What’s it all about?:
Ada Sibelius is raised by David, her brilliant, eccentric, socially inept single father, who directs a computer science lab in 1980s-era Boston. Home-schooled, Ada accompanies David to work every day; by twelve, she is a painfully shy prodigy. The lab begins to gain acclaim at the same time that David’s mysterious history comes into question. When his mind begins to falter, leaving Ada virtually an orphan, she is taken in by one of David’s colleagues. Soon she embarks on a mission to uncover her father’s secrets: a process that carries her from childhood to adulthood. What Ada discovers on her journey into a virtual universe will keep the reader riveted until The Unseen World’s heart-stopping, fascinating conclusion.
What did I think?:
The Unseen World has been one of my most anticipated reads in a long time. I have been so excited at the thought of reading it after seeing some amazing reviews out there and finally got round to it at the end of last year. You know when you just have a feeling that you’re going to love a particular book and it goes beyond even what you expected of it? This was the case with this mesmerising novel. Let me just tell you the synopsis does not do it justice. I got about thirty pages in and realised this story was something very special indeed. It’s about so much more than what “it says on the tin,” and I adored every single moment I spent reading it. It’s one of those books that’s automatically earned a place on my favourites shelf, I definitely plan on re-reading it in the future and I’ve already pushed it into the hands of a good friend and will continue to recommend it to others.

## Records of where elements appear
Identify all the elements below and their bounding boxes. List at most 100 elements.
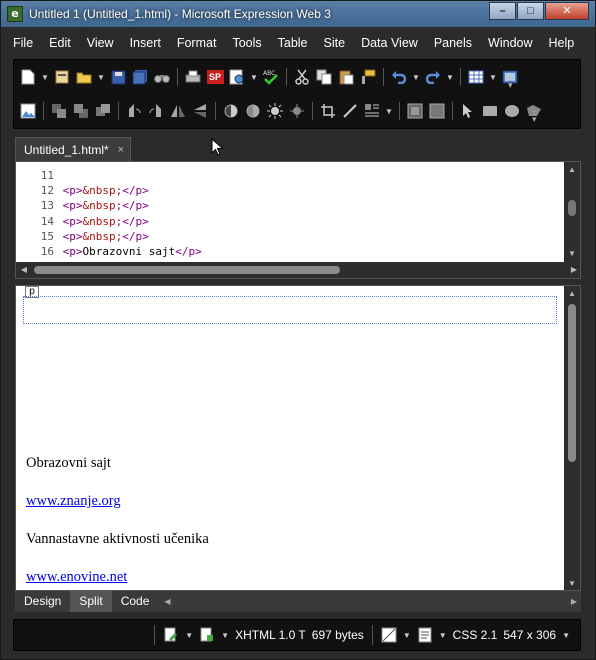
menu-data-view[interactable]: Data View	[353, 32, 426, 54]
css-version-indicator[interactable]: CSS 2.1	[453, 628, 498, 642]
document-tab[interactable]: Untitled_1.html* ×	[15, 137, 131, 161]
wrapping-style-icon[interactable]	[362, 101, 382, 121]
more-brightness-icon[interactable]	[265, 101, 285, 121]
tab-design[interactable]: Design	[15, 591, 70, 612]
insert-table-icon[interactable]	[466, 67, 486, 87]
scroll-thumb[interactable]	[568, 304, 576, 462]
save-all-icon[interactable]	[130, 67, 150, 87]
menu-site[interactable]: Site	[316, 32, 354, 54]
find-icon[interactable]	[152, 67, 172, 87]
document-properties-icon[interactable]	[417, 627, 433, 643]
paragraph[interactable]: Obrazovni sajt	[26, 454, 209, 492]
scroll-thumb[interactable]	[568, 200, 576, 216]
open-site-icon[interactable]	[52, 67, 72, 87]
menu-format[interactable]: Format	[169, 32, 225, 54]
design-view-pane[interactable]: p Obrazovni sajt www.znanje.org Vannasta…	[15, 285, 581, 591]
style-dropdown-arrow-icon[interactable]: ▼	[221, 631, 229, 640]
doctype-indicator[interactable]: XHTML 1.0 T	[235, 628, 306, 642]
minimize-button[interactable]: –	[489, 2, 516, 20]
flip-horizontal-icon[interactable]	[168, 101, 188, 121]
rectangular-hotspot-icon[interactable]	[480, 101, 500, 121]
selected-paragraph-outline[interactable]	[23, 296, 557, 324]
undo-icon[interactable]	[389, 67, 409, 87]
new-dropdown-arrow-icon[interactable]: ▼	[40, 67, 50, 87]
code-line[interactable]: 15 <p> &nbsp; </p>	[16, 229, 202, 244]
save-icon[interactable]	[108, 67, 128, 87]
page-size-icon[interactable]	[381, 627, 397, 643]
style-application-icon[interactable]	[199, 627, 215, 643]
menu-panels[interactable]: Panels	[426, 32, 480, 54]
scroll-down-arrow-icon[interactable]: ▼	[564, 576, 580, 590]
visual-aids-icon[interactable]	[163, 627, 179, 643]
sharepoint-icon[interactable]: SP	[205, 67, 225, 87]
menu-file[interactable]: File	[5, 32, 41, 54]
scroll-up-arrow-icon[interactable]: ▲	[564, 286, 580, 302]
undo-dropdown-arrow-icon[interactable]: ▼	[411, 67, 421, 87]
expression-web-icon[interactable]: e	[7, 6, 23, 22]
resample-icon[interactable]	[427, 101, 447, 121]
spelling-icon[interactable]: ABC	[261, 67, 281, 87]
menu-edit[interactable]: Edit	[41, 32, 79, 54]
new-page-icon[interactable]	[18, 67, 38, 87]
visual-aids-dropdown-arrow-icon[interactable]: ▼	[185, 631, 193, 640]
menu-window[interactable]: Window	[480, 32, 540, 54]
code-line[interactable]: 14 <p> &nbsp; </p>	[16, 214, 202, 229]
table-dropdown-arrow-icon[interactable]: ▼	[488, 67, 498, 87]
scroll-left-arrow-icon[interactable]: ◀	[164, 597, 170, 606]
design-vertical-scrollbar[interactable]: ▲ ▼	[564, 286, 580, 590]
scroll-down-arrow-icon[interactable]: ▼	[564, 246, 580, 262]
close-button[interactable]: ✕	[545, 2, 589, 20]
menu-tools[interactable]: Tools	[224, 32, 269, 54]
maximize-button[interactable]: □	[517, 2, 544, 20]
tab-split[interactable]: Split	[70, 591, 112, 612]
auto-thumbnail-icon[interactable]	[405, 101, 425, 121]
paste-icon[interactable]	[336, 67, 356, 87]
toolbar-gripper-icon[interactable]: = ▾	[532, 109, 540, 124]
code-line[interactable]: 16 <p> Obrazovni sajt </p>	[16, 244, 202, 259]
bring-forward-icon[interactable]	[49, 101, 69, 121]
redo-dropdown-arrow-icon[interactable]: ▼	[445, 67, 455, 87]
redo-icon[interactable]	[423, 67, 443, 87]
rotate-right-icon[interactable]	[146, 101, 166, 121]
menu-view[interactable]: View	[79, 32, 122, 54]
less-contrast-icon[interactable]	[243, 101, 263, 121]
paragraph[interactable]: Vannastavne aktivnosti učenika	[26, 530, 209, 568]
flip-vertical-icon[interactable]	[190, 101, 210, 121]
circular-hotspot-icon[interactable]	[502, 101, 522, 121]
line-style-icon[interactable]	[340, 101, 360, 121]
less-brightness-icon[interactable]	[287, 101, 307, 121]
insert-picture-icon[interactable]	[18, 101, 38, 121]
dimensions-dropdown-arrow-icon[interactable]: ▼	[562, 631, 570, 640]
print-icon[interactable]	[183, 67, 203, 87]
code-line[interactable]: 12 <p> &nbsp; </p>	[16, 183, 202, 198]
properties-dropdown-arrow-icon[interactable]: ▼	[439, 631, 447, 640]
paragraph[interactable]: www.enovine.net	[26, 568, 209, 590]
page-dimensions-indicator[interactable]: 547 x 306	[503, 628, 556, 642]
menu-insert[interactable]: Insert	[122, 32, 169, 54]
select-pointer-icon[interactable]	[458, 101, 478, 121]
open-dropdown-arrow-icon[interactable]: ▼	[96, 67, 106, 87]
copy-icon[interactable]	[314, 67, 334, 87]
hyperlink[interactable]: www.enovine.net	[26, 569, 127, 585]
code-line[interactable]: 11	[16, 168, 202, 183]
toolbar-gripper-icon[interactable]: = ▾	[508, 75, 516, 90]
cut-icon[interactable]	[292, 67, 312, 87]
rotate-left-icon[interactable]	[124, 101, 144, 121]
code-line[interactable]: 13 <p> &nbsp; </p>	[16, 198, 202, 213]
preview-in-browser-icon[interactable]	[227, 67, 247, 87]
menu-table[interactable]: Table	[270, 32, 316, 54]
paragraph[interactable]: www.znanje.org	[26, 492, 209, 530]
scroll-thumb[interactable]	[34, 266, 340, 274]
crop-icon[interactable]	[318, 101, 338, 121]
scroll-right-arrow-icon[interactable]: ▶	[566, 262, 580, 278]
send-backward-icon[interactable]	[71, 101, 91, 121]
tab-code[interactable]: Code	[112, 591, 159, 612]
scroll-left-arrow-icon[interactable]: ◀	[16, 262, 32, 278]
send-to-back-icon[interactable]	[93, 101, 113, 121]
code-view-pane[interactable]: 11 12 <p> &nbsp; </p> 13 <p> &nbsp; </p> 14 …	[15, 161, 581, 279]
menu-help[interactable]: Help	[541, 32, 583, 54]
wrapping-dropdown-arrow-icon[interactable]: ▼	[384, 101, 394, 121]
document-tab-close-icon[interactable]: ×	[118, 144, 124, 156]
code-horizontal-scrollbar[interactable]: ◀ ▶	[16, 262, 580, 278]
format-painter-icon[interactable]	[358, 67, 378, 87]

## TO BE DONE
(1) In the review of The Unseen World, rewrite the passage between "What’s it all" and "heart-stopping, fascinating conclusion.", inclusive, changing "prodigy" to "genius".
(2) In the review of The Unseen World, who takes Ada in after her father's mind begins to falter?

## RESPONSES
(1)
What’s it all about?:
Ada Sibelius is raised by David, her brilliant, eccentric, socially inept single father, who directs a computer science lab in 1980s-era Boston. Home-schooled, Ada accompanies David to work every day; by twelve, she is a painfully shy genius. The lab begins to gain acclaim at the same time that David’s mysterious history comes into question. When his mind begins to falter, leaving Ada virtually an orphan, she is taken in by one of David’s colleagues. Soon she embarks on a mission to uncover her father’s secrets: a process that carries her from childhood to adulthood. What Ada discovers on her journey into a virtual universe will keep the reader riveted until The Unseen World’s heart-stopping, fascinating conclusion.

(2) One of David's colleagues takes her in.